MATERIAL PROVIDED:
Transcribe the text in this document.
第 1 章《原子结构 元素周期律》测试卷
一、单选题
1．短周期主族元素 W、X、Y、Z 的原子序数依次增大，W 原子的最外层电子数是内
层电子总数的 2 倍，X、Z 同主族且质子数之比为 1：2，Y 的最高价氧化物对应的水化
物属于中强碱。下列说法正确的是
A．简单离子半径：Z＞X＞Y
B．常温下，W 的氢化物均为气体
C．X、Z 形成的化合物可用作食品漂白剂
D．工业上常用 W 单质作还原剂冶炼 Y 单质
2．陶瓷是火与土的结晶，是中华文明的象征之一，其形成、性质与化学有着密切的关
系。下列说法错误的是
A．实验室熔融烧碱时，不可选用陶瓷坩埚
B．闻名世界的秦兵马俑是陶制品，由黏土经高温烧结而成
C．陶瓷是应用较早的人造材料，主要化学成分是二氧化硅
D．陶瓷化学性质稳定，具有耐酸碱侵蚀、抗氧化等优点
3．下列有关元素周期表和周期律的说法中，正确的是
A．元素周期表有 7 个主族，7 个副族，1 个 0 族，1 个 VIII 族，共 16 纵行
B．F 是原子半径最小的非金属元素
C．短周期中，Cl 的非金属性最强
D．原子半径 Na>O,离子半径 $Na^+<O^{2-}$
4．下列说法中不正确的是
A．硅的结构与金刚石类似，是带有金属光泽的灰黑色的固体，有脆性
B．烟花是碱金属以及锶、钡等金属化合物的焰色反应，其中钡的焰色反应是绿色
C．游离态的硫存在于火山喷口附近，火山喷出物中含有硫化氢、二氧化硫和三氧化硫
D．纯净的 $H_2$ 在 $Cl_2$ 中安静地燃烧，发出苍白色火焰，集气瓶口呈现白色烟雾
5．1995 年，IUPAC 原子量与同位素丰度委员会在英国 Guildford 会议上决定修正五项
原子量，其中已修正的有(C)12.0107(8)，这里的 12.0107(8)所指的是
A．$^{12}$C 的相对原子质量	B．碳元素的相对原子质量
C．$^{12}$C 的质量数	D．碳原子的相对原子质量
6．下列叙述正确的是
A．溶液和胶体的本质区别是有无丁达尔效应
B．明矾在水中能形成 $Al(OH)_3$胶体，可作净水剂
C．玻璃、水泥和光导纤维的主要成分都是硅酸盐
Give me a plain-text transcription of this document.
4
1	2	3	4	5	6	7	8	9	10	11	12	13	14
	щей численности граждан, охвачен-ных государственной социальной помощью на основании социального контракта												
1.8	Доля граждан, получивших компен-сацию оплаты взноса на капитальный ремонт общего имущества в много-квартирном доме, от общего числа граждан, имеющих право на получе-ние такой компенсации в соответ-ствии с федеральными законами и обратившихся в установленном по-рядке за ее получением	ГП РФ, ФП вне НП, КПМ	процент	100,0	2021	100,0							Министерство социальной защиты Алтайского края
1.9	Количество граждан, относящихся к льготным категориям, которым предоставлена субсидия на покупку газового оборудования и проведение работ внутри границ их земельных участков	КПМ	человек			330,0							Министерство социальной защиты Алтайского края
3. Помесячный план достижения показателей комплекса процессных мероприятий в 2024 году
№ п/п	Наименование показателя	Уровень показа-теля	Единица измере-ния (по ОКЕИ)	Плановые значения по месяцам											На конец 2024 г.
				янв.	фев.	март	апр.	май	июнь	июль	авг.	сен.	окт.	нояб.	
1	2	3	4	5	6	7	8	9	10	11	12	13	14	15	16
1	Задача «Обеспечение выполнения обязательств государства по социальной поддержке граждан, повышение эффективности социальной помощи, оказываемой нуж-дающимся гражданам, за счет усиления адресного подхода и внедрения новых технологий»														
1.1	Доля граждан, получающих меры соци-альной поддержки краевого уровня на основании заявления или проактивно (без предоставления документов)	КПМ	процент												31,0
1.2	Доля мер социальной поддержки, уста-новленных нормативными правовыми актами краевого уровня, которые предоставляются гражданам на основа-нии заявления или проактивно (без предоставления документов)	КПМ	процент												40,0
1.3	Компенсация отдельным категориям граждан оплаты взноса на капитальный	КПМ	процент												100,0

EXERCISE TASK:
Copy the material above, line for line.

THE ANSWER:
Transcribe the text in this document.
第 1 章《原子结构 元素周期律》测试卷
一、单选题
1．短周期主族元素 W、X、Y、Z 的原子序数依次增大，W 原子的最外层电子数是内
层电子总数的 2 倍，X、Z 同主族且质子数之比为 1：2，Y 的最高价氧化物对应的水化
物属于中强碱。下列说法正确的是
A．简单离子半径：Z＞X＞Y
B．常温下，W 的氢化物均为气体
C．X、Z 形成的化合物可用作食品漂白剂
D．工业上常用 W 单质作还原剂冶炼 Y 单质
2．陶瓷是火与土的结晶，是中华文明的象征之一，其形成、性质与化学有着密切的关
系。下列说法错误的是
A．实验室熔融烧碱时，不可选用陶瓷坩埚
B．闻名世界的秦兵马俑是陶制品，由黏土经高温烧结而成
C．陶瓷是应用较早的人造材料，主要化学成分是二氧化硅
D．陶瓷化学性质稳定，具有耐酸碱侵蚀、抗氧化等优点
3．下列有关元素周期表和周期律的说法中，正确的是
A．元素周期表有 7 个主族，7 个副族，1 个 0 族，1 个 VIII 族，共 16 纵行
B．F 是原子半径最小的非金属元素
C．短周期中，Cl 的非金属性最强
D．原子半径 Na>O,离子半径 $Na^+<O^{2-}$
4．下列说法中不正确的是
A．硅的结构与金刚石类似，是带有金属光泽的灰黑色的固体，有脆性
B．烟花是碱金属以及锶、钡等金属化合物的焰色反应，其中钡的焰色反应是绿色
C．游离态的硫存在于火山喷口附近，火山喷出物中含有硫化氢、二氧化硫和三氧化硫
D．纯净的 $H_2$ 在 $Cl_2$ 中安静地燃烧，发出苍白色火焰，集气瓶口呈现白色烟雾
5．1995 年，IUPAC 原子量与同位素丰度委员会在英国 Guildford 会议上决定修正五项
原子量，其中已修正的有(C)12.0107(8)，这里的 12.0107(8)所指的是
A．$^{12}$C 的相对原子质量	B．碳元素的相对原子质量
C．$^{12}$C 的质量数	D．碳原子的相对原子质量
6．下列叙述正确的是
A．溶液和胶体的本质区别是有无丁达尔效应
B．明矾在水中能形成 $Al(OH)_3$胶体，可作净水剂
C．玻璃、水泥和光导纤维的主要成分都是硅酸盐
Give me a plain-text transcription of this document.
4
1	2	3	4	5	6	7	8	9	10	11	12	13	14
	щей численности граждан, охвачен-ных государственной социальной помощью на основании социального контракта												
1.8	Доля граждан, получивших компен-сацию оплаты взноса на капитальный ремонт общего имущества в много-квартирном доме, от общего числа граждан, имеющих право на получе-ние такой компенсации в соответ-ствии с федеральными законами и обратившихся в установленном по-рядке за ее получением	ГП РФ, ФП вне НП, КПМ	процент	100,0	2021	100,0							Министерство социальной защиты Алтайского края
1.9	Количество граждан, относящихся к льготным категориям, которым предоставлена субсидия на покупку газового оборудования и проведение работ внутри границ их земельных участков	КПМ	человек			330,0							Министерство социальной защиты Алтайского края
3. Помесячный план достижения показателей комплекса процессных мероприятий в 2024 году
№ п/п	Наименование показателя	Уровень показа-теля	Единица измере-ния (по ОКЕИ)	Плановые значения по месяцам											На конец 2024 г.
				янв.	фев.	март	апр.	май	июнь	июль	авг.	сен.	окт.	нояб.	
1	2	3	4	5	6	7	8	9	10	11	12	13	14	15	16
1	Задача «Обеспечение выполнения обязательств государства по социальной поддержке граждан, повышение эффективности социальной помощи, оказываемой нуж-дающимся гражданам, за счет усиления адресного подхода и внедрения новых технологий»														
1.1	Доля граждан, получающих меры соци-альной поддержки краевого уровня на основании заявления или проактивно (без предоставления документов)	КПМ	процент												31,0
1.2	Доля мер социальной поддержки, уста-новленных нормативными правовыми актами краевого уровня, которые предоставляются гражданам на основа-нии заявления или проактивно (без предоставления документов)	КПМ	процент												40,0
1.3	Компенсация отдельным категориям граждан оплаты взноса на капитальный	КПМ	процент												100,0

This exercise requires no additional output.